Do not copy the pictures; transcribe all other material exactly.

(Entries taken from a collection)
## Start
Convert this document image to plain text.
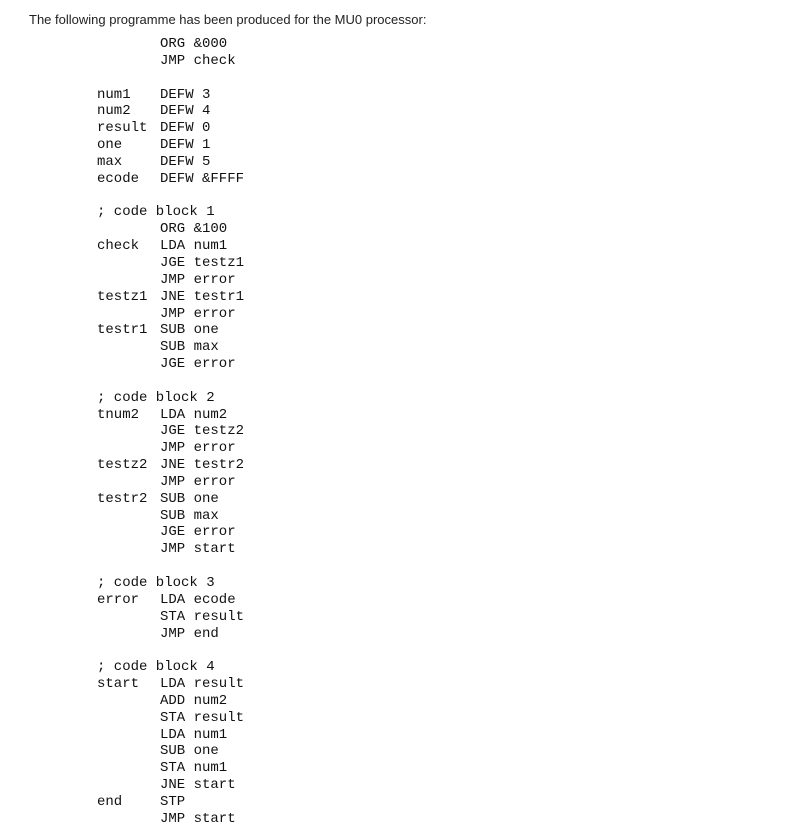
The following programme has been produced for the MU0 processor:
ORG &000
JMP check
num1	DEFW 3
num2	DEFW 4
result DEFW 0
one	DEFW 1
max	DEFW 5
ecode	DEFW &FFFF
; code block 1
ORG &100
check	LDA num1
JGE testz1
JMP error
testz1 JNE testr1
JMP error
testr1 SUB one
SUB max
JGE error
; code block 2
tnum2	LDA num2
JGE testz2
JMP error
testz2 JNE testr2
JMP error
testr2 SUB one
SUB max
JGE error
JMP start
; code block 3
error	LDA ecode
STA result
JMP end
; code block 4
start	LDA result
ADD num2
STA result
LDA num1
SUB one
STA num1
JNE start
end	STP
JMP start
## End
**Full answer**
Convert this document image to plain text.
The following programme has been produced for the MU0 processor:
ORG &000
JMP check
num1	DEFW 3
num2	DEFW 4
result DEFW 0
one	DEFW 1
max	DEFW 5
ecode	DEFW &FFFF
; code block 1
ORG &100
check	LDA num1
JGE testz1
JMP error
testz1 JNE testr1
JMP error
testr1 SUB one
SUB max
JGE error
; code block 2
tnum2	LDA num2
JGE testz2
JMP error
testz2 JNE testr2
JMP error
testr2 SUB one
SUB max
JGE error
JMP start
; code block 3
error	LDA ecode
STA result
JMP end
; code block 4
start	LDA result
ADD num2
STA result
LDA num1
SUB one
STA num1
JNE start
end	STP
JMP start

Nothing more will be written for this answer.